[WHAT IS BEING ASKED] Extract the lines of the records word for word, starting at the line containing "Where is each" and ending at the line containing "table-row: 2008 78,822", with both of those lines included. Omit the pictures from your answer.

[Dataset items]
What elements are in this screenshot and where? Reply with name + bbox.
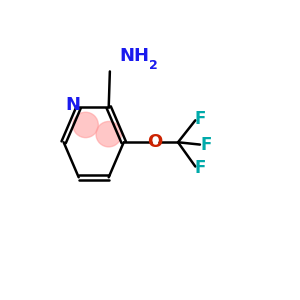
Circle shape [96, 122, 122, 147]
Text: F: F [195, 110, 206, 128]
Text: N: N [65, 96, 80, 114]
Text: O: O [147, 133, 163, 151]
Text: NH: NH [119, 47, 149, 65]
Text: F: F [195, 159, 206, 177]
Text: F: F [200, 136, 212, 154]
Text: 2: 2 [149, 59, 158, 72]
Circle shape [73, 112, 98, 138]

---

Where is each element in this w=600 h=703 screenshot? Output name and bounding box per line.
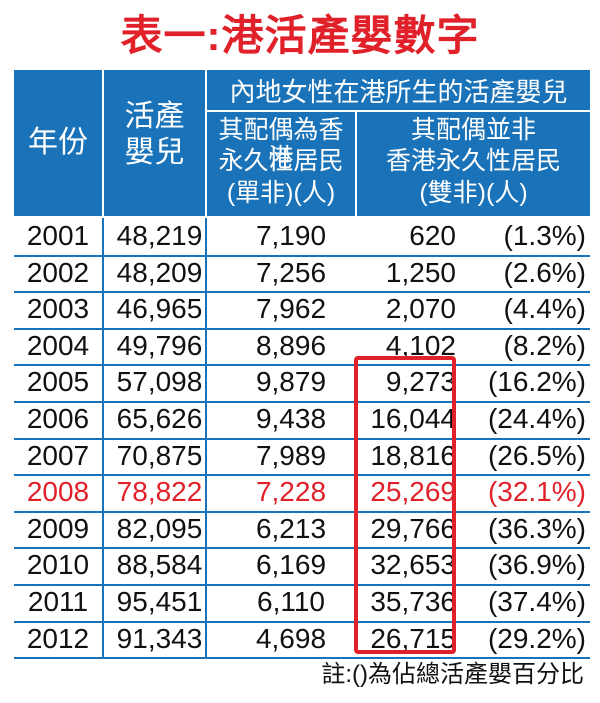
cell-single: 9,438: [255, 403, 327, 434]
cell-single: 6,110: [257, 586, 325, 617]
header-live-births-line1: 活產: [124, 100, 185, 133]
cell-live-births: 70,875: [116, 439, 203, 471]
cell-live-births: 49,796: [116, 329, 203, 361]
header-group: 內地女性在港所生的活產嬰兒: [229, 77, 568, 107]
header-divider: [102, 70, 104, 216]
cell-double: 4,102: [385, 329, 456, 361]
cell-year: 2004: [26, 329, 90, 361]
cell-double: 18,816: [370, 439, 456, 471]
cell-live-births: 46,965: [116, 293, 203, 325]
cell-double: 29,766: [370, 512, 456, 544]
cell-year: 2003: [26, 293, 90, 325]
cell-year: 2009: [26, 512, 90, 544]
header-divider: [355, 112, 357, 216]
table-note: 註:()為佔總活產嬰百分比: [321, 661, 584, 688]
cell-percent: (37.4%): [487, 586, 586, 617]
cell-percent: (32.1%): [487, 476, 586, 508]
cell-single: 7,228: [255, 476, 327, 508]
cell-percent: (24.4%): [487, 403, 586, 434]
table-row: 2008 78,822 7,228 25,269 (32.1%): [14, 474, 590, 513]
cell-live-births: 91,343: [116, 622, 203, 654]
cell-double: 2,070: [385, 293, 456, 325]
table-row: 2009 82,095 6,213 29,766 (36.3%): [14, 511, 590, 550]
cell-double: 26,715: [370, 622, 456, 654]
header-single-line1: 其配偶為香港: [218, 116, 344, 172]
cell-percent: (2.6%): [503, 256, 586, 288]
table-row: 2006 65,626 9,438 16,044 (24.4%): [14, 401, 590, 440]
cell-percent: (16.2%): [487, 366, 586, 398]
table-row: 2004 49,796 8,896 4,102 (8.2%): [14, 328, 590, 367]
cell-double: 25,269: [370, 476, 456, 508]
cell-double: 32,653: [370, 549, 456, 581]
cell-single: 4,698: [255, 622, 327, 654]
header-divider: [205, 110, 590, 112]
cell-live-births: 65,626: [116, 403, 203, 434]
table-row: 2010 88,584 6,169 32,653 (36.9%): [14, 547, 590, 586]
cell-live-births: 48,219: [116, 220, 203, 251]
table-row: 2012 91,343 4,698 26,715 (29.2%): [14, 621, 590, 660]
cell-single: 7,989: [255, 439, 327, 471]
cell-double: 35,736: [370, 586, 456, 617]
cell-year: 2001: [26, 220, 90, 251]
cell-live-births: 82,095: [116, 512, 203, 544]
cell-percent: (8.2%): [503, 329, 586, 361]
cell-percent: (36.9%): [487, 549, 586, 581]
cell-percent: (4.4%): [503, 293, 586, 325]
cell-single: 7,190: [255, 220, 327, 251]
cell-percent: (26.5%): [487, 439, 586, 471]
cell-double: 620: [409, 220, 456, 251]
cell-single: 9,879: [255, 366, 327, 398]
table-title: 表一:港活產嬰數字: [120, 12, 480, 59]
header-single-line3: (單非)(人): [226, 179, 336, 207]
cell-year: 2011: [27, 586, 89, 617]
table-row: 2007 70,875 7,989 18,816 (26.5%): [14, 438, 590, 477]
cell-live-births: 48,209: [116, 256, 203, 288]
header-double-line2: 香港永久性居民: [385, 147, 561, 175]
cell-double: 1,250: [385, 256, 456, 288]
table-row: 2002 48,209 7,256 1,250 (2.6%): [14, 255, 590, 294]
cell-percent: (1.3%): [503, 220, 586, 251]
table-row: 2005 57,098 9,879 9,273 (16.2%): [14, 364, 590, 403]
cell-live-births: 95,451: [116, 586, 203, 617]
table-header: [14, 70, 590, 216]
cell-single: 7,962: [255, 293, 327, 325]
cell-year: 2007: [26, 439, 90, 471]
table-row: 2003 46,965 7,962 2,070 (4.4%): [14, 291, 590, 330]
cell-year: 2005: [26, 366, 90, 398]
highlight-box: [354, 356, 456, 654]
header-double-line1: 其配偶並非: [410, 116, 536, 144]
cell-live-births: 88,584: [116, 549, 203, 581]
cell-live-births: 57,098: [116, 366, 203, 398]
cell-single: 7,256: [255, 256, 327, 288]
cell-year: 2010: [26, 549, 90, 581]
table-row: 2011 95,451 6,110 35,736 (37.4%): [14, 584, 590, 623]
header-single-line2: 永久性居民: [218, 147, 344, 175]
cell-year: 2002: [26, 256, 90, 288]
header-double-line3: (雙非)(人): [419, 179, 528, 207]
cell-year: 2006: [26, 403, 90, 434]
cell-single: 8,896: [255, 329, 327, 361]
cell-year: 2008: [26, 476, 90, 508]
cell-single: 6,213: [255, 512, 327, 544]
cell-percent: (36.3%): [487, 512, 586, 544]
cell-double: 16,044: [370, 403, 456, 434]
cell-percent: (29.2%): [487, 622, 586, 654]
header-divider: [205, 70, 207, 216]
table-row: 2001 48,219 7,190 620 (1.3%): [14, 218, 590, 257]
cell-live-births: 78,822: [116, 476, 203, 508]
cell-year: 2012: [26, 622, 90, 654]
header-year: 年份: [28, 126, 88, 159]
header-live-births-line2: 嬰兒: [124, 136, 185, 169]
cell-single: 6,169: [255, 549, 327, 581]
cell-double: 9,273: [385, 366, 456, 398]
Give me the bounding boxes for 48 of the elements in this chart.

[WORKED ANSWER]
Where is each element in this w=600 h=703 screenshot? Output name and bounding box per line.
cell-single: 9,438: [255, 403, 327, 434]
cell-single: 6,110: [257, 586, 325, 617]
header-live-births-line1: 活產: [124, 100, 185, 133]
cell-live-births: 70,875: [116, 439, 203, 471]
cell-live-births: 49,796: [116, 329, 203, 361]
header-group: 內地女性在港所生的活產嬰兒: [229, 77, 568, 107]
header-divider: [102, 70, 104, 216]
cell-double: 4,102: [385, 329, 456, 361]
cell-year: 2004: [26, 329, 90, 361]
cell-double: 18,816: [370, 439, 456, 471]
cell-live-births: 46,965: [116, 293, 203, 325]
cell-double: 29,766: [370, 512, 456, 544]
cell-year: 2003: [26, 293, 90, 325]
cell-year: 2009: [26, 512, 90, 544]
header-divider: [355, 112, 357, 216]
table-note: 註:()為佔總活產嬰百分比: [321, 661, 584, 688]
cell-percent: (37.4%): [487, 586, 586, 617]
cell-percent: (32.1%): [487, 476, 586, 508]
cell-single: 7,228: [255, 476, 327, 508]
cell-percent: (24.4%): [487, 403, 586, 434]
table-row: 2008 78,822 7,228 25,269 (32.1%): [14, 474, 590, 513]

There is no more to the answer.